WHAT IS EXPECTED: Take the entries below and reproduce them word for word.

RECORDS SUPPLIED:

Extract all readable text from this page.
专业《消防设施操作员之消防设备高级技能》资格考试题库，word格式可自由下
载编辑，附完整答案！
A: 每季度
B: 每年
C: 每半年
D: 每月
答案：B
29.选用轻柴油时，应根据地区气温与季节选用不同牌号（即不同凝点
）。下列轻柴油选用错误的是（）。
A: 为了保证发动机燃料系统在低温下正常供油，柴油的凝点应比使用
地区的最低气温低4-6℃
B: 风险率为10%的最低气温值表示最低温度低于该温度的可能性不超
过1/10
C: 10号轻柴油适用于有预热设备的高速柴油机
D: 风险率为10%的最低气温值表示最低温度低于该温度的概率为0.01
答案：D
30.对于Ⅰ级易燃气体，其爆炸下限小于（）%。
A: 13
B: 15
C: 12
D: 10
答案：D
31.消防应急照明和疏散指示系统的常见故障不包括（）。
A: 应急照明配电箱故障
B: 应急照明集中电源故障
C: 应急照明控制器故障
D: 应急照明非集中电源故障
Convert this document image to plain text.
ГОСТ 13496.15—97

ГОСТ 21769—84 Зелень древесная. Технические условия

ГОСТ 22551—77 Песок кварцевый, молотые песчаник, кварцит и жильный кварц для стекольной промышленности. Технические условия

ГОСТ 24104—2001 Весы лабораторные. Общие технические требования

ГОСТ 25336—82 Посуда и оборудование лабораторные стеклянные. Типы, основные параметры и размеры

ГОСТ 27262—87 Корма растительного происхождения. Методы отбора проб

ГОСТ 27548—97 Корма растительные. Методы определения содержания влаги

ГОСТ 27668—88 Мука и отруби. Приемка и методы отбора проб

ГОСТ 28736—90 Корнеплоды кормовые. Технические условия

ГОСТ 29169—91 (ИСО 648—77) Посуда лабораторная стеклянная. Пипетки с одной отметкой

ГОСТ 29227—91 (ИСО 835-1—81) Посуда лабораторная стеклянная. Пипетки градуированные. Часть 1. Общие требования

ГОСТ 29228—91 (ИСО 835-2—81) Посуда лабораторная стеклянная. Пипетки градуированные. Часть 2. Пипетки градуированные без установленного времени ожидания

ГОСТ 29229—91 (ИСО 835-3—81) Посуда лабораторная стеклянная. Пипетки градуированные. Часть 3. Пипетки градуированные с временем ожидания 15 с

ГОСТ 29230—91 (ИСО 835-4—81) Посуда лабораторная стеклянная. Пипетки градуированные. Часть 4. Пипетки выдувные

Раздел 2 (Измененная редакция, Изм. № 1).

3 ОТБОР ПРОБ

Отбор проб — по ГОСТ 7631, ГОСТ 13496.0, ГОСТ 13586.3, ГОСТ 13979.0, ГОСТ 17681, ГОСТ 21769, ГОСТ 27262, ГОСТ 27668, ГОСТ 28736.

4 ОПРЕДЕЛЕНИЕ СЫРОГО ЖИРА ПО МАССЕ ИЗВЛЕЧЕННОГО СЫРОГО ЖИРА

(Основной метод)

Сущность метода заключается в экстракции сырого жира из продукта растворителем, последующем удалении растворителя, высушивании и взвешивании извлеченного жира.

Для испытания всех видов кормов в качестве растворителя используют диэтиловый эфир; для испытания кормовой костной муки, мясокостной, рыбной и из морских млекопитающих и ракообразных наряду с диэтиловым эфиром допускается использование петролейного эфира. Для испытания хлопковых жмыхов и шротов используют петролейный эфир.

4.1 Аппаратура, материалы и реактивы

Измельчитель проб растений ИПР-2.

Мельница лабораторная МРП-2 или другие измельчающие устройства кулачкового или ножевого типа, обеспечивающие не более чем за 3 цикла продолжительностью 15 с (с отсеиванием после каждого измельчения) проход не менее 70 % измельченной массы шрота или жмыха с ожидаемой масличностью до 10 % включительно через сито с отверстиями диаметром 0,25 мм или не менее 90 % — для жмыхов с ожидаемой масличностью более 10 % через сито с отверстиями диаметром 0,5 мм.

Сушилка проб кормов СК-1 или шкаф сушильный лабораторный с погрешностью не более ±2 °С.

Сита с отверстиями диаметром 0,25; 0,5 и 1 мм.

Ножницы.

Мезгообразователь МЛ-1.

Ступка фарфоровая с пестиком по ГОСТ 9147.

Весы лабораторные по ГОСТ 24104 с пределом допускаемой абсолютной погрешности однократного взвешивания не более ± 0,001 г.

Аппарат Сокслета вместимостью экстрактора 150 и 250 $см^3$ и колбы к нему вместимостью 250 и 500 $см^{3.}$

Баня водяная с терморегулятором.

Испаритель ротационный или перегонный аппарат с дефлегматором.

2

WORKED ANSWER:
Extract all readable text from this page.
专业《消防设施操作员之消防设备高级技能》资格考试题库，word格式可自由下
载编辑，附完整答案！
A: 每季度
B: 每年
C: 每半年
D: 每月
答案：B
29.选用轻柴油时，应根据地区气温与季节选用不同牌号（即不同凝点
）。下列轻柴油选用错误的是（）。
A: 为了保证发动机燃料系统在低温下正常供油，柴油的凝点应比使用
地区的最低气温低4-6℃
B: 风险率为10%的最低气温值表示最低温度低于该温度的可能性不超
过1/10
C: 10号轻柴油适用于有预热设备的高速柴油机
D: 风险率为10%的最低气温值表示最低温度低于该温度的概率为0.01
答案：D
30.对于Ⅰ级易燃气体，其爆炸下限小于（）%。
A: 13
B: 15
C: 12
D: 10
答案：D
31.消防应急照明和疏散指示系统的常见故障不包括（）。
A: 应急照明配电箱故障
B: 应急照明集中电源故障
C: 应急照明控制器故障
D: 应急照明非集中电源故障
Convert this document image to plain text.
ГОСТ 13496.15—97

ГОСТ 21769—84 Зелень древесная. Технические условия

ГОСТ 22551—77 Песок кварцевый, молотые песчаник, кварцит и жильный кварц для стекольной промышленности. Технические условия

ГОСТ 24104—2001 Весы лабораторные. Общие технические требования

ГОСТ 25336—82 Посуда и оборудование лабораторные стеклянные. Типы, основные параметры и размеры

ГОСТ 27262—87 Корма растительного происхождения. Методы отбора проб

ГОСТ 27548—97 Корма растительные. Методы определения содержания влаги

ГОСТ 27668—88 Мука и отруби. Приемка и методы отбора проб

ГОСТ 28736—90 Корнеплоды кормовые. Технические условия

ГОСТ 29169—91 (ИСО 648—77) Посуда лабораторная стеклянная. Пипетки с одной отметкой

ГОСТ 29227—91 (ИСО 835-1—81) Посуда лабораторная стеклянная. Пипетки градуированные. Часть 1. Общие требования

ГОСТ 29228—91 (ИСО 835-2—81) Посуда лабораторная стеклянная. Пипетки градуированные. Часть 2. Пипетки градуированные без установленного времени ожидания

ГОСТ 29229—91 (ИСО 835-3—81) Посуда лабораторная стеклянная. Пипетки градуированные. Часть 3. Пипетки градуированные с временем ожидания 15 с

ГОСТ 29230—91 (ИСО 835-4—81) Посуда лабораторная стеклянная. Пипетки градуированные. Часть 4. Пипетки выдувные

Раздел 2 (Измененная редакция, Изм. № 1).

3 ОТБОР ПРОБ

Отбор проб — по ГОСТ 7631, ГОСТ 13496.0, ГОСТ 13586.3, ГОСТ 13979.0, ГОСТ 17681, ГОСТ 21769, ГОСТ 27262, ГОСТ 27668, ГОСТ 28736.

4 ОПРЕДЕЛЕНИЕ СЫРОГО ЖИРА ПО МАССЕ ИЗВЛЕЧЕННОГО СЫРОГО ЖИРА

(Основной метод)

Сущность метода заключается в экстракции сырого жира из продукта растворителем, последующем удалении растворителя, высушивании и взвешивании извлеченного жира.

Для испытания всех видов кормов в качестве растворителя используют диэтиловый эфир; для испытания кормовой костной муки, мясокостной, рыбной и из морских млекопитающих и ракообразных наряду с диэтиловым эфиром допускается использование петролейного эфира. Для испытания хлопковых жмыхов и шротов используют петролейный эфир.

4.1 Аппаратура, материалы и реактивы

Измельчитель проб растений ИПР-2.

Мельница лабораторная МРП-2 или другие измельчающие устройства кулачкового или ножевого типа, обеспечивающие не более чем за 3 цикла продолжительностью 15 с (с отсеиванием после каждого измельчения) проход не менее 70 % измельченной массы шрота или жмыха с ожидаемой масличностью до 10 % включительно через сито с отверстиями диаметром 0,25 мм или не менее 90 % — для жмыхов с ожидаемой масличностью более 10 % через сито с отверстиями диаметром 0,5 мм.

Сушилка проб кормов СК-1 или шкаф сушильный лабораторный с погрешностью не более ±2 °С.

Сита с отверстиями диаметром 0,25; 0,5 и 1 мм.

Ножницы.

Мезгообразователь МЛ-1.

Ступка фарфоровая с пестиком по ГОСТ 9147.

Весы лабораторные по ГОСТ 24104 с пределом допускаемой абсолютной погрешности однократного взвешивания не более ± 0,001 г.

Аппарат Сокслета вместимостью экстрактора 150 и 250 $см^3$ и колбы к нему вместимостью 250 и 500 $см^{3.}$

Баня водяная с терморегулятором.

Испаритель ротационный или перегонный аппарат с дефлегматором.

2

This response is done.